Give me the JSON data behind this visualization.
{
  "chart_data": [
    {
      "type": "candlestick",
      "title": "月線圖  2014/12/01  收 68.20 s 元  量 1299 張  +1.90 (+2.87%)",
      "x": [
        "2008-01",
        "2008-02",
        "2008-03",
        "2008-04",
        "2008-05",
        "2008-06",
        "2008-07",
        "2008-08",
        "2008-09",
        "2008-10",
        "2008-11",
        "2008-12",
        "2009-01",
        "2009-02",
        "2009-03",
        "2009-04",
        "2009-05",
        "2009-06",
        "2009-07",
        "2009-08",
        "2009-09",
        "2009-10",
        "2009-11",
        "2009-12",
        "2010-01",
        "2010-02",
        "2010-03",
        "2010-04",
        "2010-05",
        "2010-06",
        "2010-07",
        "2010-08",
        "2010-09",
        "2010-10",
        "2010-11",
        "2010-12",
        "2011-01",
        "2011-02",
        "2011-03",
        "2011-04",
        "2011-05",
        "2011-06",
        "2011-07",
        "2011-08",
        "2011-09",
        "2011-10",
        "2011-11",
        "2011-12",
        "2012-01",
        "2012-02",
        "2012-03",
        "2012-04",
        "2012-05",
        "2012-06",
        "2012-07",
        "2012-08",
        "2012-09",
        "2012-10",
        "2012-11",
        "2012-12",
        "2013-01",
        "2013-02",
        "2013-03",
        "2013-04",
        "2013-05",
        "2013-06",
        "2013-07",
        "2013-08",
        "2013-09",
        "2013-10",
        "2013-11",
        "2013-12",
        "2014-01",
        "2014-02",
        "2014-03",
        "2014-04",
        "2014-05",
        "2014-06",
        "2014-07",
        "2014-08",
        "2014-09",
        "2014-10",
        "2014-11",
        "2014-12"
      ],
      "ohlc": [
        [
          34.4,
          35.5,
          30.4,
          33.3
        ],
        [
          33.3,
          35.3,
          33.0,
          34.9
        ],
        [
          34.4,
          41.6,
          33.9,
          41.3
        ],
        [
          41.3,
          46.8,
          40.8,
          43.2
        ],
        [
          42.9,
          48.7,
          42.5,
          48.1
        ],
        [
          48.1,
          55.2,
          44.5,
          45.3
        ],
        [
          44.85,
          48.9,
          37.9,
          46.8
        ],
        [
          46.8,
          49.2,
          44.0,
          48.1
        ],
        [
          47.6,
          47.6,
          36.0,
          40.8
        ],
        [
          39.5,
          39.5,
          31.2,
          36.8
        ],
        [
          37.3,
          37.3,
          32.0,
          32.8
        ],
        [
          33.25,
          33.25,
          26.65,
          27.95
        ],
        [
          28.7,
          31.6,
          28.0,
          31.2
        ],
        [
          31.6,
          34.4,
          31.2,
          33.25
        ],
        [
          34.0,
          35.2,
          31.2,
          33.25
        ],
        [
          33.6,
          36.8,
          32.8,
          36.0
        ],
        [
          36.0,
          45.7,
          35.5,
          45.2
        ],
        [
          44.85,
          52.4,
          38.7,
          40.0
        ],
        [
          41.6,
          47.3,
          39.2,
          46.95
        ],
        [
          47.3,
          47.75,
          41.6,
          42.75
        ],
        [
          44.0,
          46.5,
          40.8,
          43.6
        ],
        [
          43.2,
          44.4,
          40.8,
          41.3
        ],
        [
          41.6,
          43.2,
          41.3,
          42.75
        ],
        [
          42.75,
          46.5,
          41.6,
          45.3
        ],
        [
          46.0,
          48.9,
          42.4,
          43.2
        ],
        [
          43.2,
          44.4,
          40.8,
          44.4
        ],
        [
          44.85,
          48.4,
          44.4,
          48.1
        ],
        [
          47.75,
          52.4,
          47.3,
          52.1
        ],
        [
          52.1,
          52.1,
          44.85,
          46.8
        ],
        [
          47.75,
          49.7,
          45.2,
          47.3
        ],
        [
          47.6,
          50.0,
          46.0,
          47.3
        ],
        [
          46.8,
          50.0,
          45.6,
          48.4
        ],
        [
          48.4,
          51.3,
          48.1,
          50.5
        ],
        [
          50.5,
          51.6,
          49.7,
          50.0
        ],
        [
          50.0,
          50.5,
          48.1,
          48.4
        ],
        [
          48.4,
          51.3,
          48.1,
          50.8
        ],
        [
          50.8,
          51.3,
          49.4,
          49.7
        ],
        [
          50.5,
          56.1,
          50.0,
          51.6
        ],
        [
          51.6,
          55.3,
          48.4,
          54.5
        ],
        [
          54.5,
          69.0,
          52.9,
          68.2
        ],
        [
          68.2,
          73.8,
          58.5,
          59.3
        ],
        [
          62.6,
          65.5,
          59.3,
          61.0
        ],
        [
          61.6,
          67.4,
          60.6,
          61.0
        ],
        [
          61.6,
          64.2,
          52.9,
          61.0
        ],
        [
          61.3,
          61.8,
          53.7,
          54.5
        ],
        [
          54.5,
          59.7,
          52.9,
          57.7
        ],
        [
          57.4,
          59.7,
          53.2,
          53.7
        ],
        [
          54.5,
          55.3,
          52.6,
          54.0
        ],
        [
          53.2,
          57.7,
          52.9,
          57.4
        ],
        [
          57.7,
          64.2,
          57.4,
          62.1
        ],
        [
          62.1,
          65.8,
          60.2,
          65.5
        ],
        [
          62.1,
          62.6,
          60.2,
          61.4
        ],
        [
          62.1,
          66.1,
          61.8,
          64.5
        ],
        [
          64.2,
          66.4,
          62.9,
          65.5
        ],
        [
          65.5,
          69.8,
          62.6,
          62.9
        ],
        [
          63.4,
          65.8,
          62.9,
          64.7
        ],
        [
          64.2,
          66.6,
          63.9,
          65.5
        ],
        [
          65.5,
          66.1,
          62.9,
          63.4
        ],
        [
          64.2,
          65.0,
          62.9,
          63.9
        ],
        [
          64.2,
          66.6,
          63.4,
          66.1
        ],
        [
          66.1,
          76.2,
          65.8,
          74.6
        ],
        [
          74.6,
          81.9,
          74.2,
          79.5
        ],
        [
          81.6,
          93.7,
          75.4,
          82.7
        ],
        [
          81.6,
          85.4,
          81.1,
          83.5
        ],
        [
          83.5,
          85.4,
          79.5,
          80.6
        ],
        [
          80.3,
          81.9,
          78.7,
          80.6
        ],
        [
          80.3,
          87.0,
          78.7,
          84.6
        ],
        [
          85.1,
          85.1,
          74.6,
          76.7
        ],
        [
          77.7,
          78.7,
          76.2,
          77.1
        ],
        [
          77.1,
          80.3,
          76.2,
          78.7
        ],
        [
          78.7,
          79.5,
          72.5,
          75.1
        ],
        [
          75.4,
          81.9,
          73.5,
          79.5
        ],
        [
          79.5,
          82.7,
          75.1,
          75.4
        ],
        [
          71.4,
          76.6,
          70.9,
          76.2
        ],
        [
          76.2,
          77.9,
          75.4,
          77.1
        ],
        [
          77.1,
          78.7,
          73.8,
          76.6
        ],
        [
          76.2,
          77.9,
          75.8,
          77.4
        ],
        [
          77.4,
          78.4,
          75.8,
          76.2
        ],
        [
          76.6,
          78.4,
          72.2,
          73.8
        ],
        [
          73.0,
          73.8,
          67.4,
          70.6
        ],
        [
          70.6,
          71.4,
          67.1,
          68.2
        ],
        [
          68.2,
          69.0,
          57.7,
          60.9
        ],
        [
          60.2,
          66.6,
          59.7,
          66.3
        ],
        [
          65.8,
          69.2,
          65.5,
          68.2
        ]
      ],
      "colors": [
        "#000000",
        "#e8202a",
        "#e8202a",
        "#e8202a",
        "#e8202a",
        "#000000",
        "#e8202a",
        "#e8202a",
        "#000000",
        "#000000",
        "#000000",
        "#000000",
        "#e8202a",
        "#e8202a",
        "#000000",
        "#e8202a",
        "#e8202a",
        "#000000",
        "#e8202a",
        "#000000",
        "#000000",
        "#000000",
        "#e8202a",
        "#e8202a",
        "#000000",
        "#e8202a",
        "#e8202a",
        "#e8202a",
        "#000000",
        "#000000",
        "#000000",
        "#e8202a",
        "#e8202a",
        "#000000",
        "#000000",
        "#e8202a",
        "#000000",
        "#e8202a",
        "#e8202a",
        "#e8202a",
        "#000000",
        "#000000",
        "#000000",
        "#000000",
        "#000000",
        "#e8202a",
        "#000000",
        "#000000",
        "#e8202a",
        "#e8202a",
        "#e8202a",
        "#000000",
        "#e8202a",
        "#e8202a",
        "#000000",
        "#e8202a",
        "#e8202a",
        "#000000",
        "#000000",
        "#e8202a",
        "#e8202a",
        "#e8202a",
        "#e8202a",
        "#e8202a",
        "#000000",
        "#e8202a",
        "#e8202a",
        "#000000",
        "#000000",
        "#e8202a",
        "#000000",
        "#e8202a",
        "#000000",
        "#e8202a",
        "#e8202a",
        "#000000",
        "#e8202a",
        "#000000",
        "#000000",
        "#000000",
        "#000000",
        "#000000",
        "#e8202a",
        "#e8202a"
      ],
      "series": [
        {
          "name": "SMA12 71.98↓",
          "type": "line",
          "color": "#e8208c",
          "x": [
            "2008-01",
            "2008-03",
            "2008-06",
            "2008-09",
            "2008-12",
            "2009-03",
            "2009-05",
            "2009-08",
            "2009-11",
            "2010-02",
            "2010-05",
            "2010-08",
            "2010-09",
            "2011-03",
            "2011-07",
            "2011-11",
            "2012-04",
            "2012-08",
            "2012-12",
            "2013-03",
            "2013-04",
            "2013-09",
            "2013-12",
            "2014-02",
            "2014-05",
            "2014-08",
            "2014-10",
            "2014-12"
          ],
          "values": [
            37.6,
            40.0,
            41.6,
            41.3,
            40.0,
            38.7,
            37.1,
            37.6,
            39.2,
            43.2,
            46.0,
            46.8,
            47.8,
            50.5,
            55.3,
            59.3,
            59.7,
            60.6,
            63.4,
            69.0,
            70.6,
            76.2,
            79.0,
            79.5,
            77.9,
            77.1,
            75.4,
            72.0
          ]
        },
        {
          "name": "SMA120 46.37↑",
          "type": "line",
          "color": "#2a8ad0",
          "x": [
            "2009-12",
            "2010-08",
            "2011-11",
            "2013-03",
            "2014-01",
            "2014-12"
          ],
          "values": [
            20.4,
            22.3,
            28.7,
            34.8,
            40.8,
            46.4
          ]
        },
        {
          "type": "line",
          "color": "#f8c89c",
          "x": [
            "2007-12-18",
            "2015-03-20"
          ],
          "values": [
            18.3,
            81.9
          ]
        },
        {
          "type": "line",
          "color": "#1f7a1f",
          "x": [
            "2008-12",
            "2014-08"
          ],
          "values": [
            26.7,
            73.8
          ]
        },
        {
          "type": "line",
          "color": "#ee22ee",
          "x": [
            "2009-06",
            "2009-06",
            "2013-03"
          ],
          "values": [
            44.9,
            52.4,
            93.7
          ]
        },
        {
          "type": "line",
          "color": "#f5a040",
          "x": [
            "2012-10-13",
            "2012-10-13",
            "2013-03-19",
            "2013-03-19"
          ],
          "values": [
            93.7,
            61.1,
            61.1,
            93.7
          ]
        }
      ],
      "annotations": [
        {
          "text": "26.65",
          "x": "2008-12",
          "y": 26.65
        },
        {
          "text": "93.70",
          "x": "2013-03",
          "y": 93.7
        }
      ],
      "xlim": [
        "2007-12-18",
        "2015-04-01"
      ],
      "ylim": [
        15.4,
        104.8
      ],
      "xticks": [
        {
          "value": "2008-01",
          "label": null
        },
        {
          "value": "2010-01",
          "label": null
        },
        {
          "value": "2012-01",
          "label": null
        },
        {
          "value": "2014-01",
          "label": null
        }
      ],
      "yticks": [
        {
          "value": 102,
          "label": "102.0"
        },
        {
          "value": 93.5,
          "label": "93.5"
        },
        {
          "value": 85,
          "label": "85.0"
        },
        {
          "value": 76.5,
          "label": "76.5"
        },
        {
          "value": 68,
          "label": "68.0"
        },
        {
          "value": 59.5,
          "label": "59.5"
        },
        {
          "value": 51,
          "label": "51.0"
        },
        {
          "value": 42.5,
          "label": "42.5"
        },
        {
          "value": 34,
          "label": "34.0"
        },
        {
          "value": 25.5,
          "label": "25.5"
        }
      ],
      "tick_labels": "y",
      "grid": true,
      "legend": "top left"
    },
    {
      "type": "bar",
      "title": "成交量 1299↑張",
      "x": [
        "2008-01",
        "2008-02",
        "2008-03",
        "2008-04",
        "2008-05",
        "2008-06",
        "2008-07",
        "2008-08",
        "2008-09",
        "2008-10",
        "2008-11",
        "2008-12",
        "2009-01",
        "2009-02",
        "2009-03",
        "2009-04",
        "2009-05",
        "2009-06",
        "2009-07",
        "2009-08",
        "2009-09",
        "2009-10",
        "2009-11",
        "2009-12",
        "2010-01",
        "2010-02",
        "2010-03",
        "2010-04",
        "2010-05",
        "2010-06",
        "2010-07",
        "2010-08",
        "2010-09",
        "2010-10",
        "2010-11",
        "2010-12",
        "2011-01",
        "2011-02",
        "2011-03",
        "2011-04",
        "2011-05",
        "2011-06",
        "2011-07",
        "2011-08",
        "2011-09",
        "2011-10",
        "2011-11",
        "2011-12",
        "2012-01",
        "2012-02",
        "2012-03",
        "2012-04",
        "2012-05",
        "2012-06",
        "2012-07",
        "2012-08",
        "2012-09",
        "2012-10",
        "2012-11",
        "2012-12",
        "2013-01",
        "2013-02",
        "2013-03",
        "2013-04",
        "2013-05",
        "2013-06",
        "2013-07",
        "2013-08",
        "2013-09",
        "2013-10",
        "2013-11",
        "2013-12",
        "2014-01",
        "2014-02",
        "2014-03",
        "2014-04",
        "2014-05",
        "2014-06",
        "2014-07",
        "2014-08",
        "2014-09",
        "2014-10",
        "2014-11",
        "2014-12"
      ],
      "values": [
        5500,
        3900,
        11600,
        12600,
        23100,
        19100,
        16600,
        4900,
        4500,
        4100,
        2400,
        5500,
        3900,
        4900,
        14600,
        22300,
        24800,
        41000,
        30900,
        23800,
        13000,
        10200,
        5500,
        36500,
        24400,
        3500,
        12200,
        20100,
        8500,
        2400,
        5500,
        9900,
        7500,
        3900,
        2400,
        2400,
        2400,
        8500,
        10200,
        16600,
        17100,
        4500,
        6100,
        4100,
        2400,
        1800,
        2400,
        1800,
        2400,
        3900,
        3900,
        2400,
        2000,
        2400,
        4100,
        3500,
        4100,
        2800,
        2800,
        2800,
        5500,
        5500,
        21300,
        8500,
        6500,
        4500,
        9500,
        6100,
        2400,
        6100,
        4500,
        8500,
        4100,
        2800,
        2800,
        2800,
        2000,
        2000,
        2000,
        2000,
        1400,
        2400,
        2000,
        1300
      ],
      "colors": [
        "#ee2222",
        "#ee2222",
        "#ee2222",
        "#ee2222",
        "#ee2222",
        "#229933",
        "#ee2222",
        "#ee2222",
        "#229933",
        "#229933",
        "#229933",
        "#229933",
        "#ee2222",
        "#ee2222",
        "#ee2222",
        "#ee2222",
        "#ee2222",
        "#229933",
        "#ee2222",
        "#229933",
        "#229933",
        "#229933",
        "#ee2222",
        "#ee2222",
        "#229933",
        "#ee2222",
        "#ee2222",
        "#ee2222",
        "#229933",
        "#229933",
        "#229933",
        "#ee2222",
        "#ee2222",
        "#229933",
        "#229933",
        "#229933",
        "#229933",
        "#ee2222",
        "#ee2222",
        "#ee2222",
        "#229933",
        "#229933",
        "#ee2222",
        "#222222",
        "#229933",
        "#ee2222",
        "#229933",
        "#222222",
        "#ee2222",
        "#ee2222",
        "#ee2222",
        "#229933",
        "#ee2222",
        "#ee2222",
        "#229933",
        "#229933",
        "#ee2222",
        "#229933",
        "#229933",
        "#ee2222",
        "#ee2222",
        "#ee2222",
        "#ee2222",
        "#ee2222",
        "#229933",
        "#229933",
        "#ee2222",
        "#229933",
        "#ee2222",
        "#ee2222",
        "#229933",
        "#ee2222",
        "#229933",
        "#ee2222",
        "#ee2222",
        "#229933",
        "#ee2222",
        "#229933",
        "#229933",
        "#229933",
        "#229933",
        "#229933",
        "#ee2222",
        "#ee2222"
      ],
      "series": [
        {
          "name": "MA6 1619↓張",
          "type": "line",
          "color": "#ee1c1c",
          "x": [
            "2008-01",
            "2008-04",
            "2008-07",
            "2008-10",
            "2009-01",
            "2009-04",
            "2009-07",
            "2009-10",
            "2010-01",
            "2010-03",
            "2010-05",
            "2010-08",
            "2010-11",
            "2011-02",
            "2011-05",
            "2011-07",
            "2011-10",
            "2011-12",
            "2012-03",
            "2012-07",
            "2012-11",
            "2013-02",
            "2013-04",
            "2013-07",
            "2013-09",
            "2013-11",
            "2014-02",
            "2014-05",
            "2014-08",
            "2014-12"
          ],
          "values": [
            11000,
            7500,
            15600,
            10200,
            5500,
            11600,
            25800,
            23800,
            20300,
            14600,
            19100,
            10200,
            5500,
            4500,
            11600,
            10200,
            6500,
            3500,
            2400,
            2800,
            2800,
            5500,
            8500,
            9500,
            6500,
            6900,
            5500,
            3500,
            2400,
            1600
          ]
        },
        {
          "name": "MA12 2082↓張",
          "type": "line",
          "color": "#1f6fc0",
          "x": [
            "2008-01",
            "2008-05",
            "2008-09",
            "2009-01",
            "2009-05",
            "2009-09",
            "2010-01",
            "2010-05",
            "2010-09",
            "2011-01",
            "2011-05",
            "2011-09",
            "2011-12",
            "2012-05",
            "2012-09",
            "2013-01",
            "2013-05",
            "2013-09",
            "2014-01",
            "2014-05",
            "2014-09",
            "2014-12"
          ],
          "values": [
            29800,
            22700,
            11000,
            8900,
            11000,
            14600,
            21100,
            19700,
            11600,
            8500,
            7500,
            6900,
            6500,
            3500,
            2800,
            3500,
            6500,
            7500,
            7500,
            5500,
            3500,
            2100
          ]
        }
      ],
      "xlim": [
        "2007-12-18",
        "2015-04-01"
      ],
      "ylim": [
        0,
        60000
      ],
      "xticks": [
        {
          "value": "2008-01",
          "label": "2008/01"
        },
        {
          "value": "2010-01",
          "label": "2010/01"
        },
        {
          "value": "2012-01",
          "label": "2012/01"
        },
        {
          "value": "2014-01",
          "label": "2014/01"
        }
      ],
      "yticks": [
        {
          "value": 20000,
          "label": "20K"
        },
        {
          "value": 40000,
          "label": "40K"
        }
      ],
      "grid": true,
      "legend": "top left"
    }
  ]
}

*****

* [GOAL]: Work through the records line by line and tally those holding "title". Reply with the number alone.

* [TASK OUTPUT]: 2